• **What is expected**: Reproduce the entries below in full, word for word.

• • • • •

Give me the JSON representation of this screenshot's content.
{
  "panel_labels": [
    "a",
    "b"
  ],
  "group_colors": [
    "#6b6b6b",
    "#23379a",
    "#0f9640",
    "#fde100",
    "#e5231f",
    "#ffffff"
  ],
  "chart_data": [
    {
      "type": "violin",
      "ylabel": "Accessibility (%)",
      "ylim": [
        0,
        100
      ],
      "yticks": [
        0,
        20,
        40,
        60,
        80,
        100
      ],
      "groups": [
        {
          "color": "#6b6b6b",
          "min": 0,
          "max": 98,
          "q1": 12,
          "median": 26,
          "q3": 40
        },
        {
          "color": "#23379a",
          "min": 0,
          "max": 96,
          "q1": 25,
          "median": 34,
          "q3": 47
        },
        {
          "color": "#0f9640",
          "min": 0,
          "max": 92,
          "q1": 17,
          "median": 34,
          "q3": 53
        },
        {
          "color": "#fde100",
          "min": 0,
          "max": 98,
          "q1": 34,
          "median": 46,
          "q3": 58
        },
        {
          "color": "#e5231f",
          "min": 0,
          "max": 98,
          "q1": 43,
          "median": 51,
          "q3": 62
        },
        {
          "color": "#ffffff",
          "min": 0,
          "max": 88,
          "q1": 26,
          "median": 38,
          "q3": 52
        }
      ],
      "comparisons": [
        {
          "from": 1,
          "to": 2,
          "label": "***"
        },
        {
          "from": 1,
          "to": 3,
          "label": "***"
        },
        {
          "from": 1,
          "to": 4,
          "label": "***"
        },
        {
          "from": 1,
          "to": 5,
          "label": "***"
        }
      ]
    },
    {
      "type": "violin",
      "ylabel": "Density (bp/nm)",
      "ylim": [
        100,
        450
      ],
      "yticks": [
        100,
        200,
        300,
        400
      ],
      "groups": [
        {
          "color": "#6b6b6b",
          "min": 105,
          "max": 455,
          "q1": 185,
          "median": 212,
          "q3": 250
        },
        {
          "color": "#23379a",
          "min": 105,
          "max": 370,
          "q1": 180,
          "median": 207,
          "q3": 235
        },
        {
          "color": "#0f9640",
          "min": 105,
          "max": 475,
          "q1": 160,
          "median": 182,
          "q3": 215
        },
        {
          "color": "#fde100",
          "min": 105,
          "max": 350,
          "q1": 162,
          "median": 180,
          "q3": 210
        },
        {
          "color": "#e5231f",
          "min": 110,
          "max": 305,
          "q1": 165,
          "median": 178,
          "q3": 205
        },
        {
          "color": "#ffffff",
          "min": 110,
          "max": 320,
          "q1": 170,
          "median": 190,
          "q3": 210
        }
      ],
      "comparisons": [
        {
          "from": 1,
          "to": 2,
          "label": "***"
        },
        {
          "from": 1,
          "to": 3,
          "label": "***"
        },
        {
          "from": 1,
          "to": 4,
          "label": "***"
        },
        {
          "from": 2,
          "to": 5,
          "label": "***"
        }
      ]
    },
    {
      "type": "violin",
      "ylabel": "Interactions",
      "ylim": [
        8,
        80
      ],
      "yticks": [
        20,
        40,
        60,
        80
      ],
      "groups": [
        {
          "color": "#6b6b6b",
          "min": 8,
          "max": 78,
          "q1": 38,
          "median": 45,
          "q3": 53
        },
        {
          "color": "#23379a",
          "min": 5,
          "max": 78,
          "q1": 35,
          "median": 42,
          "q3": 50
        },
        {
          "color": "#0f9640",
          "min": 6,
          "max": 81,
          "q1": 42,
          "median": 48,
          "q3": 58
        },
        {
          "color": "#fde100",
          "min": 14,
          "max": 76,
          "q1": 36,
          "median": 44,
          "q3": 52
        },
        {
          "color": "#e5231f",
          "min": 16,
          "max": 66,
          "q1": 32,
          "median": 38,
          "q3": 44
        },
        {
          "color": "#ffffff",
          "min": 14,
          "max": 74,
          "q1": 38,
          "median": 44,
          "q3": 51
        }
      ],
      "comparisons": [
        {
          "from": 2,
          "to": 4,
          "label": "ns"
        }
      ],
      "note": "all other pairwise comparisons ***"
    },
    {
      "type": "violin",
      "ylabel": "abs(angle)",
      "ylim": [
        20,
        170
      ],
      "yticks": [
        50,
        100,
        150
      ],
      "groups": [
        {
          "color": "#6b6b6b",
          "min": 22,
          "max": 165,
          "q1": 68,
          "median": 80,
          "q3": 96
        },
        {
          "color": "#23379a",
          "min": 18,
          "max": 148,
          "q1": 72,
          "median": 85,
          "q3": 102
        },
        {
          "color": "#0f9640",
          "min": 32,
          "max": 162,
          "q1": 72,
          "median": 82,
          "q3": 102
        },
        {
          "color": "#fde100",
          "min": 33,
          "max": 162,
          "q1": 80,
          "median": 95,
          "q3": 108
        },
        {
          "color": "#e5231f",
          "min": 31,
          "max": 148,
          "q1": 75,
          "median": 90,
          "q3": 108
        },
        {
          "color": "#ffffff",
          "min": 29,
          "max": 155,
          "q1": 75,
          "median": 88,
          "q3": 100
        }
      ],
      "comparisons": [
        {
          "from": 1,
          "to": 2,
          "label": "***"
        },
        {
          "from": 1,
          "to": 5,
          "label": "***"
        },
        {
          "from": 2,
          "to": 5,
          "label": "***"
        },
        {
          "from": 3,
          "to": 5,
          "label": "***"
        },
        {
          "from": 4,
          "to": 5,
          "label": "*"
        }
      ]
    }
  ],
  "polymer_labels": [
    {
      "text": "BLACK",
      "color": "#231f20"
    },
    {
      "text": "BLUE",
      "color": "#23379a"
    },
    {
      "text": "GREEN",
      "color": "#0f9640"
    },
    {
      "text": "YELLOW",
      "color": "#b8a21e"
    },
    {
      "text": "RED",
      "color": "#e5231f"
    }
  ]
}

• • • • •

• **The result**:
Give me the JSON representation of this screenshot's content.
{
  "panel_labels": [
    "a",
    "b"
  ],
  "group_colors": [
    "#6b6b6b",
    "#23379a",
    "#0f9640",
    "#fde100",
    "#e5231f",
    "#ffffff"
  ],
  "chart_data": [
    {
      "type": "violin",
      "ylabel": "Accessibility (%)",
      "ylim": [
        0,
        100
      ],
      "yticks": [
        0,
        20,
        40,
        60,
        80,
        100
      ],
      "groups": [
        {
          "color": "#6b6b6b",
          "min": 0,
          "max": 98,
          "q1": 12,
          "median": 26,
          "q3": 40
        },
        {
          "color": "#23379a",
          "min": 0,
          "max": 96,
          "q1": 25,
          "median": 34,
          "q3": 47
        },
        {
          "color": "#0f9640",
          "min": 0,
          "max": 92,
          "q1": 17,
          "median": 34,
          "q3": 53
        },
        {
          "color": "#fde100",
          "min": 0,
          "max": 98,
          "q1": 34,
          "median": 46,
          "q3": 58
        },
        {
          "color": "#e5231f",
          "min": 0,
          "max": 98,
          "q1": 43,
          "median": 51,
          "q3": 62
        },
        {
          "color": "#ffffff",
          "min": 0,
          "max": 88,
          "q1": 26,
          "median": 38,
          "q3": 52
        }
      ],
      "comparisons": [
        {
          "from": 1,
          "to": 2,
          "label": "***"
        },
        {
          "from": 1,
          "to": 3,
          "label": "***"
        },
        {
          "from": 1,
          "to": 4,
          "label": "***"
        },
        {
          "from": 1,
          "to": 5,
          "label": "***"
        }
      ]
    },
    {
      "type": "violin",
      "ylabel": "Density (bp/nm)",
      "ylim": [
        100,
        450
      ],
      "yticks": [
        100,
        200,
        300,
        400
      ],
      "groups": [
        {
          "color": "#6b6b6b",
          "min": 105,
          "max": 455,
          "q1": 185,
          "median": 212,
          "q3": 250
        },
        {
          "color": "#23379a",
          "min": 105,
          "max": 370,
          "q1": 180,
          "median": 207,
          "q3": 235
        },
        {
          "color": "#0f9640",
          "min": 105,
          "max": 475,
          "q1": 160,
          "median": 182,
          "q3": 215
        },
        {
          "color": "#fde100",
          "min": 105,
          "max": 350,
          "q1": 162,
          "median": 180,
          "q3": 210
        },
        {
          "color": "#e5231f",
          "min": 110,
          "max": 305,
          "q1": 165,
          "median": 178,
          "q3": 205
        },
        {
          "color": "#ffffff",
          "min": 110,
          "max": 320,
          "q1": 170,
          "median": 190,
          "q3": 210
        }
      ],
      "comparisons": [
        {
          "from": 1,
          "to": 2,
          "label": "***"
        },
        {
          "from": 1,
          "to": 3,
          "label": "***"
        },
        {
          "from": 1,
          "to": 4,
          "label": "***"
        },
        {
          "from": 2,
          "to": 5,
          "label": "***"
        }
      ]
    },
    {
      "type": "violin",
      "ylabel": "Interactions",
      "ylim": [
        8,
        80
      ],
      "yticks": [
        20,
        40,
        60,
        80
      ],
      "groups": [
        {
          "color": "#6b6b6b",
          "min": 8,
          "max": 78,
          "q1": 38,
          "median": 45,
          "q3": 53
        },
        {
          "color": "#23379a",
          "min": 5,
          "max": 78,
          "q1": 35,
          "median": 42,
          "q3": 50
        },
        {
          "color": "#0f9640",
          "min": 6,
          "max": 81,
          "q1": 42,
          "median": 48,
          "q3": 58
        },
        {
          "color": "#fde100",
          "min": 14,
          "max": 76,
          "q1": 36,
          "median": 44,
          "q3": 52
        },
        {
          "color": "#e5231f",
          "min": 16,
          "max": 66,
          "q1": 32,
          "median": 38,
          "q3": 44
        },
        {
          "color": "#ffffff",
          "min": 14,
          "max": 74,
          "q1": 38,
          "median": 44,
          "q3": 51
        }
      ],
      "comparisons": [
        {
          "from": 2,
          "to": 4,
          "label": "ns"
        }
      ],
      "note": "all other pairwise comparisons ***"
    },
    {
      "type": "violin",
      "ylabel": "abs(angle)",
      "ylim": [
        20,
        170
      ],
      "yticks": [
        50,
        100,
        150
      ],
      "groups": [
        {
          "color": "#6b6b6b",
          "min": 22,
          "max": 165,
          "q1": 68,
          "median": 80,
          "q3": 96
        },
        {
          "color": "#23379a",
          "min": 18,
          "max": 148,
          "q1": 72,
          "median": 85,
          "q3": 102
        },
        {
          "color": "#0f9640",
          "min": 32,
          "max": 162,
          "q1": 72,
          "median": 82,
          "q3": 102
        },
        {
          "color": "#fde100",
          "min": 33,
          "max": 162,
          "q1": 80,
          "median": 95,
          "q3": 108
        },
        {
          "color": "#e5231f",
          "min": 31,
          "max": 148,
          "q1": 75,
          "median": 90,
          "q3": 108
        },
        {
          "color": "#ffffff",
          "min": 29,
          "max": 155,
          "q1": 75,
          "median": 88,
          "q3": 100
        }
      ],
      "comparisons": [
        {
          "from": 1,
          "to": 2,
          "label": "***"
        },
        {
          "from": 1,
          "to": 5,
          "label": "***"
        },
        {
          "from": 2,
          "to": 5,
          "label": "***"
        },
        {
          "from": 3,
          "to": 5,
          "label": "***"
        },
        {
          "from": 4,
          "to": 5,
          "label": "*"
        }
      ]
    }
  ],
  "polymer_labels": [
    {
      "text": "BLACK",
      "color": "#231f20"
    },
    {
      "text": "BLUE",
      "color": "#23379a"
    },
    {
      "text": "GREEN",
      "color": "#0f9640"
    },
    {
      "text": "YELLOW",
      "color": "#b8a21e"
    },
    {
      "text": "RED",
      "color": "#e5231f"
    }
  ]
}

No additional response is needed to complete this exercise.